AIM> Collect every line in the records below that contains the word "IEEE".

* * *

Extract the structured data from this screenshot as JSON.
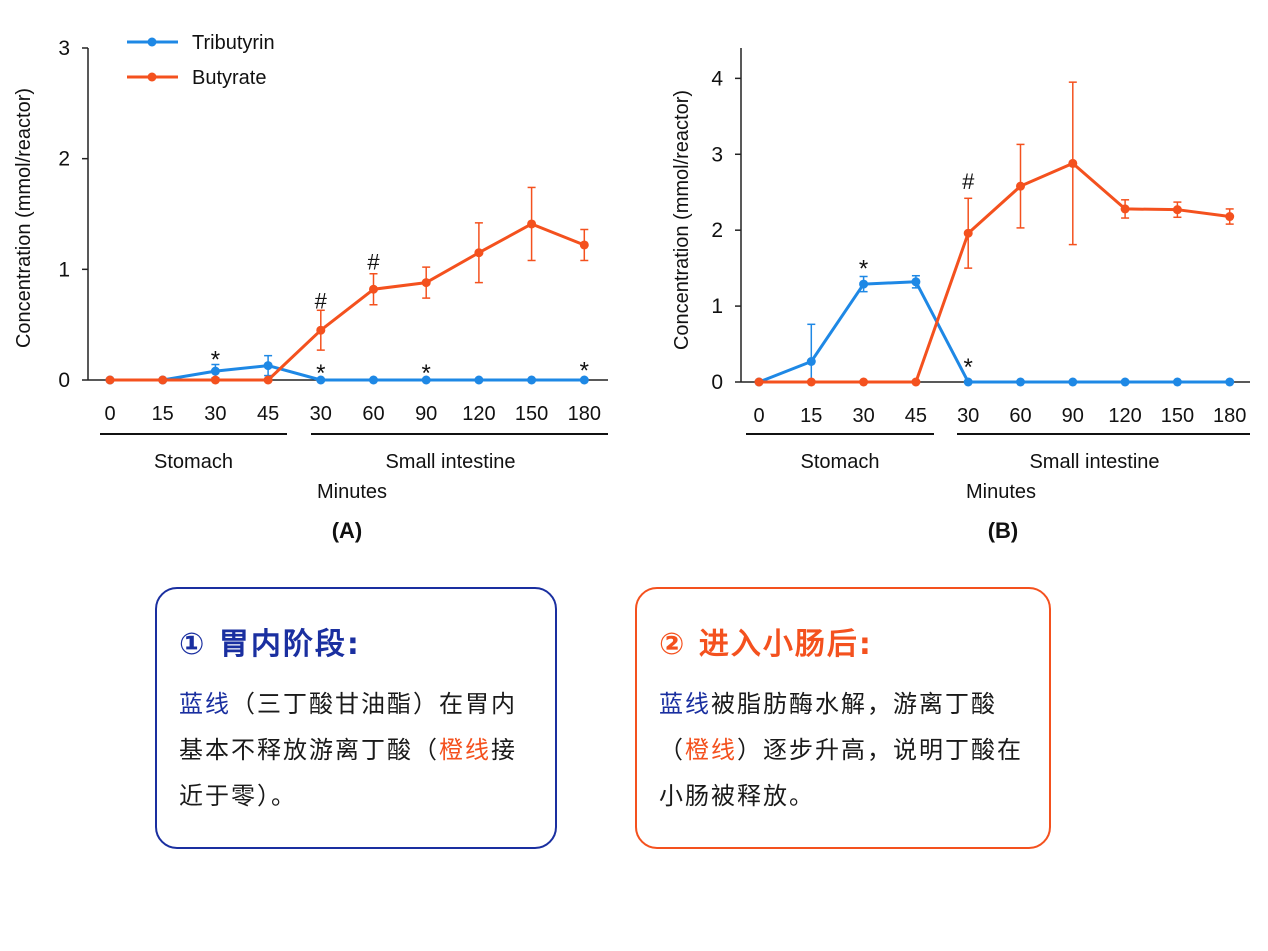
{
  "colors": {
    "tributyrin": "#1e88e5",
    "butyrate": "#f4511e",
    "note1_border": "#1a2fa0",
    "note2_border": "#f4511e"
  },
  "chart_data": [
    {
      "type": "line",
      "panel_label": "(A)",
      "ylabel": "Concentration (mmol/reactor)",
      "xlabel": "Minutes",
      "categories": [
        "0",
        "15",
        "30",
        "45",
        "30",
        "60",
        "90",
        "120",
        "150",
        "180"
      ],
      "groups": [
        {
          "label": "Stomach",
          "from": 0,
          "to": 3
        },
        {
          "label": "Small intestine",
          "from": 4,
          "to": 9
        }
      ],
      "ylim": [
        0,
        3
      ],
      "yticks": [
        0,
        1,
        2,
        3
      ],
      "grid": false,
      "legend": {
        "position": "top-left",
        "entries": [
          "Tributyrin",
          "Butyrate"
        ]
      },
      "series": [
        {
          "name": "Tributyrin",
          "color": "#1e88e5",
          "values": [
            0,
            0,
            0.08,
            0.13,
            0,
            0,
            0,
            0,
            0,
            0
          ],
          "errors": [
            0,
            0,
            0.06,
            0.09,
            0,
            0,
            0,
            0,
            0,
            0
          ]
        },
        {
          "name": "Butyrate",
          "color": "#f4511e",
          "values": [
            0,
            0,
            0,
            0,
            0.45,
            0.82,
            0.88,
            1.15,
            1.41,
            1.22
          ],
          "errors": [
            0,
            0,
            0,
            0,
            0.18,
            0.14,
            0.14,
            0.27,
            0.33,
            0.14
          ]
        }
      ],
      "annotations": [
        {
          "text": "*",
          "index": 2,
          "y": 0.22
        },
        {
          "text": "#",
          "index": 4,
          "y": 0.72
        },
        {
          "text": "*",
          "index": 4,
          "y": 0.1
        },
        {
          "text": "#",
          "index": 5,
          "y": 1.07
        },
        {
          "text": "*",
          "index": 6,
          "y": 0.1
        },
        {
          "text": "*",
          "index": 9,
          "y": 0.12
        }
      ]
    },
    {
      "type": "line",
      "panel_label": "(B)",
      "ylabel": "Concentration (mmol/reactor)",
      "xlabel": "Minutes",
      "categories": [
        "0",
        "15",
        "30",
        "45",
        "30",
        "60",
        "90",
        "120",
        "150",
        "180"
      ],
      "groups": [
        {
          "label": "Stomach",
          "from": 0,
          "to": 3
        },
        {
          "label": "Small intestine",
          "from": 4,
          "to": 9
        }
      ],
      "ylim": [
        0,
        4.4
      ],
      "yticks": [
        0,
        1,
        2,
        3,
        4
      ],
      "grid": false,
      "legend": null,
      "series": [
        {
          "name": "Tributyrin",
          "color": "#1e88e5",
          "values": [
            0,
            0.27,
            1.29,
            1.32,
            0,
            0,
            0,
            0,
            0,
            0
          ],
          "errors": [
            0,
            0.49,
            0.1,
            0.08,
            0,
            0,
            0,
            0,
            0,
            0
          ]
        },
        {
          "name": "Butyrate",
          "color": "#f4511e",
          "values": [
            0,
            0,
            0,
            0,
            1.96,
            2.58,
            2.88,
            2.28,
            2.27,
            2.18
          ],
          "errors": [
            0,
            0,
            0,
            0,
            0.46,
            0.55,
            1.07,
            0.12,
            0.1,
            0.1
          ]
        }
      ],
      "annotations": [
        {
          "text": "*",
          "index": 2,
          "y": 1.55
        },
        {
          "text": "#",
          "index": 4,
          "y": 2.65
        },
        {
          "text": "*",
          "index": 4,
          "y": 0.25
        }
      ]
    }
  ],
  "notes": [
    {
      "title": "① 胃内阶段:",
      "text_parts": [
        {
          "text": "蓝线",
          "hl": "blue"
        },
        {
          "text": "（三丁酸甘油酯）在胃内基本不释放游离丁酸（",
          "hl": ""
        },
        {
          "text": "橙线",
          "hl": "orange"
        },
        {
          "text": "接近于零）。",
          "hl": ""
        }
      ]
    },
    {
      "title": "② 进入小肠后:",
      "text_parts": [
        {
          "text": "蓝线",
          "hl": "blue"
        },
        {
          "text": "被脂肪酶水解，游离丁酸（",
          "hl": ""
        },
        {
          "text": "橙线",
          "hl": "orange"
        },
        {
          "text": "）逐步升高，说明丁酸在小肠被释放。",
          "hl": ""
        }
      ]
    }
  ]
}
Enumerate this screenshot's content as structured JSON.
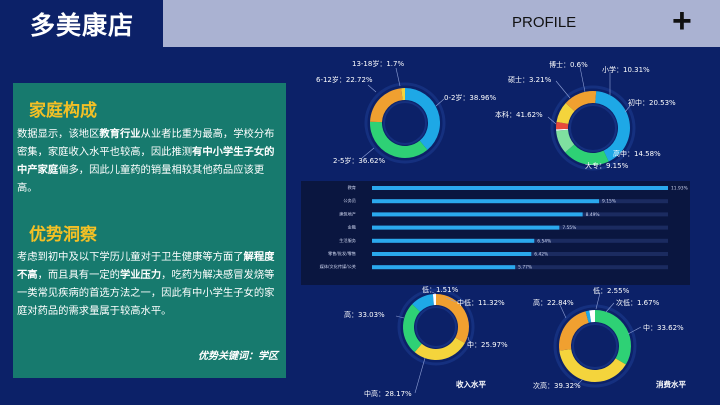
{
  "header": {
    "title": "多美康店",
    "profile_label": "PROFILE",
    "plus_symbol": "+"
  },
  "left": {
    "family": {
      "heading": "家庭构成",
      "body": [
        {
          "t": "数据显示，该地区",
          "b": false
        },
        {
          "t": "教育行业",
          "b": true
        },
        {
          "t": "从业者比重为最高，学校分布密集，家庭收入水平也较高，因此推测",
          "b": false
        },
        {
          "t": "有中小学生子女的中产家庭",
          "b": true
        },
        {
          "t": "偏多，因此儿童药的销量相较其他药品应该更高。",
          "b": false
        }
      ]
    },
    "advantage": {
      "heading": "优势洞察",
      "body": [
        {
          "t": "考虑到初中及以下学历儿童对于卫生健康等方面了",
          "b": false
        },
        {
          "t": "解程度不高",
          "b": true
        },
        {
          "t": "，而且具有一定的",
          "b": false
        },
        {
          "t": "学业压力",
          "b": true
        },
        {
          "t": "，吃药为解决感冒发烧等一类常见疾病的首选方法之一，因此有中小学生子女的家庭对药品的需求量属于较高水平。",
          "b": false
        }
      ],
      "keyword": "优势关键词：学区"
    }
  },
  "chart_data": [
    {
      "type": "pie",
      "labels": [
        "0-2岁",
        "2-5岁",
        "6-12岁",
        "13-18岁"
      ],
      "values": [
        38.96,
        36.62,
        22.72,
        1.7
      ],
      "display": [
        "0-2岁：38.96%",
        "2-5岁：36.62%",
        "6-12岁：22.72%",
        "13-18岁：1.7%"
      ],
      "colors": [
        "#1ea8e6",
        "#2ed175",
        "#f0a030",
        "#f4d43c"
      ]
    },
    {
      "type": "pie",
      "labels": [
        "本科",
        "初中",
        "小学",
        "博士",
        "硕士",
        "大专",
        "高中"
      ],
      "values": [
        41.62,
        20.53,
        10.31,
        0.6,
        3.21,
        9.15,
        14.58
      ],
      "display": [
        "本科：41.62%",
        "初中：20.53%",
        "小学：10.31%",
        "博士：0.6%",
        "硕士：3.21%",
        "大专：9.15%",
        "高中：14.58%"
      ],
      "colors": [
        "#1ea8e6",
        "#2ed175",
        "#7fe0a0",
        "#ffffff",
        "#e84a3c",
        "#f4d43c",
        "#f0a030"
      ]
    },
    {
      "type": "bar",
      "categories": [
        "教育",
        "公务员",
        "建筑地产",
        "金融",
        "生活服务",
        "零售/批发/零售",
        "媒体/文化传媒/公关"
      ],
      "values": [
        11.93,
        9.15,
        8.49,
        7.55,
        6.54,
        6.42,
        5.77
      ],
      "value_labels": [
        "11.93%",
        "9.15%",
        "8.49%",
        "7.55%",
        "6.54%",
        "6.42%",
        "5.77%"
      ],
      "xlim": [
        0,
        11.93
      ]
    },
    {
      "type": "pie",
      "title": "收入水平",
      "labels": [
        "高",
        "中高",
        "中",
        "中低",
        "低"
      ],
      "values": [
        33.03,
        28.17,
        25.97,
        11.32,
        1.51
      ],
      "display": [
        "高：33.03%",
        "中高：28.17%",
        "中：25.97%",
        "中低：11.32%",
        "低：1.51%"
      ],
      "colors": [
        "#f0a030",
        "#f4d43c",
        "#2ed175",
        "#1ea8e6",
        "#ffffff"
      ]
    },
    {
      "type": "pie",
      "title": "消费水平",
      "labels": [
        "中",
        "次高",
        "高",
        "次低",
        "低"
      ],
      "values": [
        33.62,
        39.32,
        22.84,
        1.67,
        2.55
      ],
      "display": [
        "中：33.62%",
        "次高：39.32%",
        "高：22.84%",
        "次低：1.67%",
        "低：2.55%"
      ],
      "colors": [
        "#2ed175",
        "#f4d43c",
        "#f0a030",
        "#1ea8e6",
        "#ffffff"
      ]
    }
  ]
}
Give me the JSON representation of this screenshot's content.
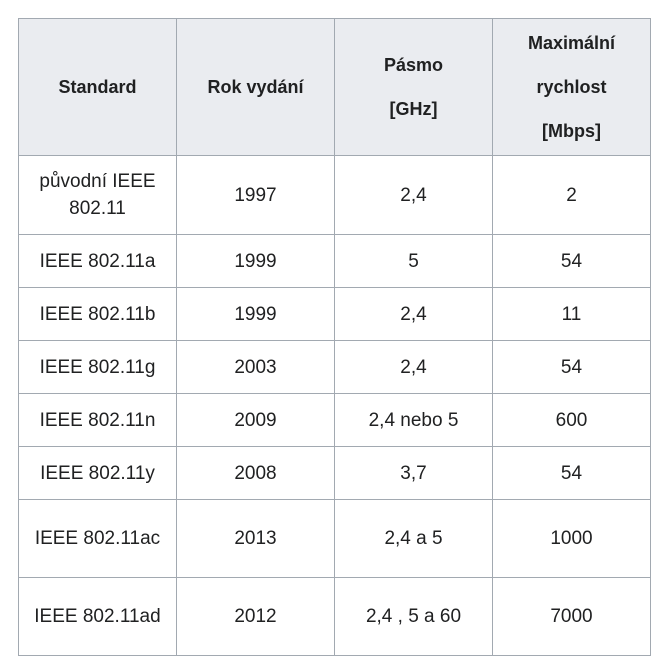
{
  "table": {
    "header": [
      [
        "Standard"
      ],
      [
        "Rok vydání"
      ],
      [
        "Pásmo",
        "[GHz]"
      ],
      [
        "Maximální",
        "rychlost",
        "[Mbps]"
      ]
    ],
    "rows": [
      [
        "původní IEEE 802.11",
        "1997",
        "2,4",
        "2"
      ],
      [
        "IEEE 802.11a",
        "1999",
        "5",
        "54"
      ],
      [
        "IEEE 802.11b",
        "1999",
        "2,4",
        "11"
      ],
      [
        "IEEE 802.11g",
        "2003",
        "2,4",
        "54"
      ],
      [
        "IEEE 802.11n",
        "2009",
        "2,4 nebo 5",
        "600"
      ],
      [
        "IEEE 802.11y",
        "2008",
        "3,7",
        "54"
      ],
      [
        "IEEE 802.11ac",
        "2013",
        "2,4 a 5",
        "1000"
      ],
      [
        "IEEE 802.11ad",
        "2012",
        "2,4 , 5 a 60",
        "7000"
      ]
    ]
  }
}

* * *

THE COMPLETED TASK>
        "původní IEEE 802.11",
        "IEEE 802.11a",
        "IEEE 802.11b",
        "IEEE 802.11g",
        "IEEE 802.11n",
        "IEEE 802.11y",
        "IEEE 802.11ac",
        "IEEE 802.11ad",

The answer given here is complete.